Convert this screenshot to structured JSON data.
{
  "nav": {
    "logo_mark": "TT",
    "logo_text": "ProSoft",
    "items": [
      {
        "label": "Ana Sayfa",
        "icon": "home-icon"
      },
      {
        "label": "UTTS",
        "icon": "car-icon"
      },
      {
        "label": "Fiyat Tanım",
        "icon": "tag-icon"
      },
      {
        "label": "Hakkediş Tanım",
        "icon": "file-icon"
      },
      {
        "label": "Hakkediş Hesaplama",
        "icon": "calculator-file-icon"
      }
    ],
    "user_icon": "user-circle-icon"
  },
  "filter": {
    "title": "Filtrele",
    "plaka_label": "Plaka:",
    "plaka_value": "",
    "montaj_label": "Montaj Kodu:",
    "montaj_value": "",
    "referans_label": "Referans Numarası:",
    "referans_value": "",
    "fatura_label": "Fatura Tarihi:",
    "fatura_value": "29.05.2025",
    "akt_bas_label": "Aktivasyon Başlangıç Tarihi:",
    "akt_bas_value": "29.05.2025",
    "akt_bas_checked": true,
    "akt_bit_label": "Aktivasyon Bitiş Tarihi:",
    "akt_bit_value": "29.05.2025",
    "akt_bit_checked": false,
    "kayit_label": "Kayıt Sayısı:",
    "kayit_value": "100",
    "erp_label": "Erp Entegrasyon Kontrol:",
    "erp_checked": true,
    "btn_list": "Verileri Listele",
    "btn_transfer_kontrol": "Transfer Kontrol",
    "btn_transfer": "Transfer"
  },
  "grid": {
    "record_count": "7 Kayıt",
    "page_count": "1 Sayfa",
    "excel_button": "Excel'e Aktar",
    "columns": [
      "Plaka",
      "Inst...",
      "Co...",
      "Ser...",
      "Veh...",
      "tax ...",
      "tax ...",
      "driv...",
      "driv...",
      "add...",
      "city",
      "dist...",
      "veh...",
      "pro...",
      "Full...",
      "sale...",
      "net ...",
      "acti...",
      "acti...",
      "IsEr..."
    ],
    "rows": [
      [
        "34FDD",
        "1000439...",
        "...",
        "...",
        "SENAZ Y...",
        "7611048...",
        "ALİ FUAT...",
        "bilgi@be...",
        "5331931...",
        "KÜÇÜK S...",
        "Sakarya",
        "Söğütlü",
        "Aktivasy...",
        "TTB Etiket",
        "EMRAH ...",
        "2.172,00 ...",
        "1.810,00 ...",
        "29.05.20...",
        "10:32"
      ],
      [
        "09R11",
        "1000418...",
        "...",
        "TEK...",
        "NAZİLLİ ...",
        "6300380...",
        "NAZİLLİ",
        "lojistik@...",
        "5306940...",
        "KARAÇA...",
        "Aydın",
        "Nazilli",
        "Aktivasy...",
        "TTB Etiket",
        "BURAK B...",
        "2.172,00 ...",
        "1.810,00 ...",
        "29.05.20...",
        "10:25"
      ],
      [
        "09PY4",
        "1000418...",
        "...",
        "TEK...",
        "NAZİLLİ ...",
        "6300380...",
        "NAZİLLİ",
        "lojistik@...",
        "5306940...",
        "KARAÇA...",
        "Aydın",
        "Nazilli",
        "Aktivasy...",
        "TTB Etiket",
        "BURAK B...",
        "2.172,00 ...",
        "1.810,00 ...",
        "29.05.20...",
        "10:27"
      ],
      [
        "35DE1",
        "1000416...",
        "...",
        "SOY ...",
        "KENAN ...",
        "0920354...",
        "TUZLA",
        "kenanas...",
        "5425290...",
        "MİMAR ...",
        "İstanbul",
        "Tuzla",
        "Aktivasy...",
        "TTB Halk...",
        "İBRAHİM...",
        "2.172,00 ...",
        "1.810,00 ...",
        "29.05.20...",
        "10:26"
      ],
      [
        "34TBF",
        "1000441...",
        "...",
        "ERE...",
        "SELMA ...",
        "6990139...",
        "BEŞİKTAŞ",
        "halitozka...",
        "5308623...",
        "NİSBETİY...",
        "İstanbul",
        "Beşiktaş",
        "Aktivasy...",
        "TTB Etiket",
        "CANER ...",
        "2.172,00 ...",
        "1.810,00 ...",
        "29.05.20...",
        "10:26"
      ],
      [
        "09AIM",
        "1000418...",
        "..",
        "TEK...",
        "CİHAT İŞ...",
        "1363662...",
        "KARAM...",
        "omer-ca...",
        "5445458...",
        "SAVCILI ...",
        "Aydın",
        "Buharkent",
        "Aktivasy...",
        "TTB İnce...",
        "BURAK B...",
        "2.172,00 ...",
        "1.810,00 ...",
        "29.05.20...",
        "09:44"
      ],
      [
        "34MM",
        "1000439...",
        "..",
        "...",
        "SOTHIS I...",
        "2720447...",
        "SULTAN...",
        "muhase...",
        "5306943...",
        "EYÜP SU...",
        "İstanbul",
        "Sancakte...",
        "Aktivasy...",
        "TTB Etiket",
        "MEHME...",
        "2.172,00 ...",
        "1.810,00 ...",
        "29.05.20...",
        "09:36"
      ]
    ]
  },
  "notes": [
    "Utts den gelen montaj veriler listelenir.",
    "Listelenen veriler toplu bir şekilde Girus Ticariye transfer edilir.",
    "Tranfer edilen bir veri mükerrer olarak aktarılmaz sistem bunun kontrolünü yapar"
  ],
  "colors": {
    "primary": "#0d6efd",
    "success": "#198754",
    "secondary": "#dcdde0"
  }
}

--------

**EXERCISE PROMPT**
Select all lines with the word "Tanım" from the entries above.

**OUTPUT FOR THIS TASK**
        "label": "Fiyat Tanım",
        "label": "Hakkediş Tanım",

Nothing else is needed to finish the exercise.